Exercise description: Work out how many lines have "不分等级" in them. Give only that number.

Provided entries:
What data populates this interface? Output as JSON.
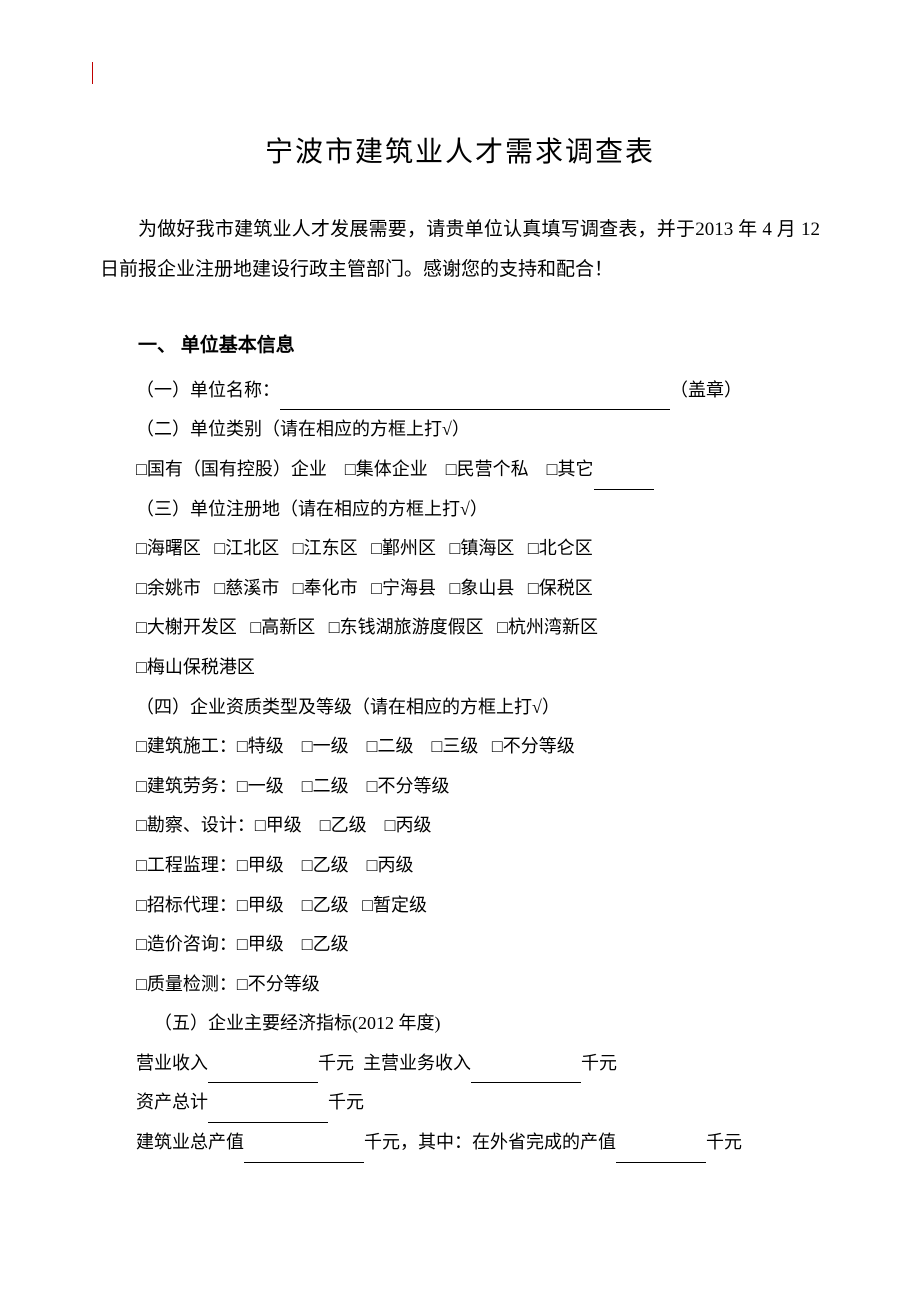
{
  "title": "宁波市建筑业人才需求调查表",
  "intro": "为做好我市建筑业人才发展需要，请贵单位认真填写调查表，并于2013 年 4 月 12 日前报企业注册地建设行政主管部门。感谢您的支持和配合！",
  "section1": {
    "heading": "一、 单位基本信息",
    "item1_label": "（一）单位名称：",
    "item1_suffix": "（盖章）",
    "item2": "（二）单位类别（请在相应的方框上打√）",
    "type_options": "□国有（国有控股）企业    □集体企业    □民营个私    □其它",
    "item3": "（三）单位注册地（请在相应的方框上打√）",
    "loc_row1": "□海曙区   □江北区   □江东区   □鄞州区   □镇海区   □北仑区",
    "loc_row2": "□余姚市   □慈溪市   □奉化市   □宁海县   □象山县   □保税区",
    "loc_row3": "□大榭开发区   □高新区   □东钱湖旅游度假区   □杭州湾新区",
    "loc_row4": "□梅山保税港区",
    "item4": "（四）企业资质类型及等级（请在相应的方框上打√）",
    "qual1": "□建筑施工：□特级    □一级    □二级    □三级   □不分等级",
    "qual2": "□建筑劳务：□一级    □二级    □不分等级",
    "qual3": "□勘察、设计：□甲级    □乙级    □丙级",
    "qual4": "□工程监理：□甲级    □乙级    □丙级",
    "qual5": "□招标代理：□甲级    □乙级   □暂定级",
    "qual6": "□造价咨询：□甲级    □乙级",
    "qual7": "□质量检测：□不分等级",
    "item5": "（五）企业主要经济指标(2012 年度)",
    "eco1a": "营业收入",
    "eco1b": "千元  主营业务收入",
    "eco1c": "千元",
    "eco2a": "资产总计",
    "eco2b": "千元",
    "eco3a": "建筑业总产值",
    "eco3b": "千元，其中：在外省完成的产值",
    "eco3c": "千元"
  },
  "colors": {
    "text": "#000000",
    "background": "#ffffff",
    "cursor": "#c00000"
  },
  "fonts": {
    "body_family": "SimSun",
    "title_size_pt": 21,
    "body_size_pt": 14
  }
}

Full output: 3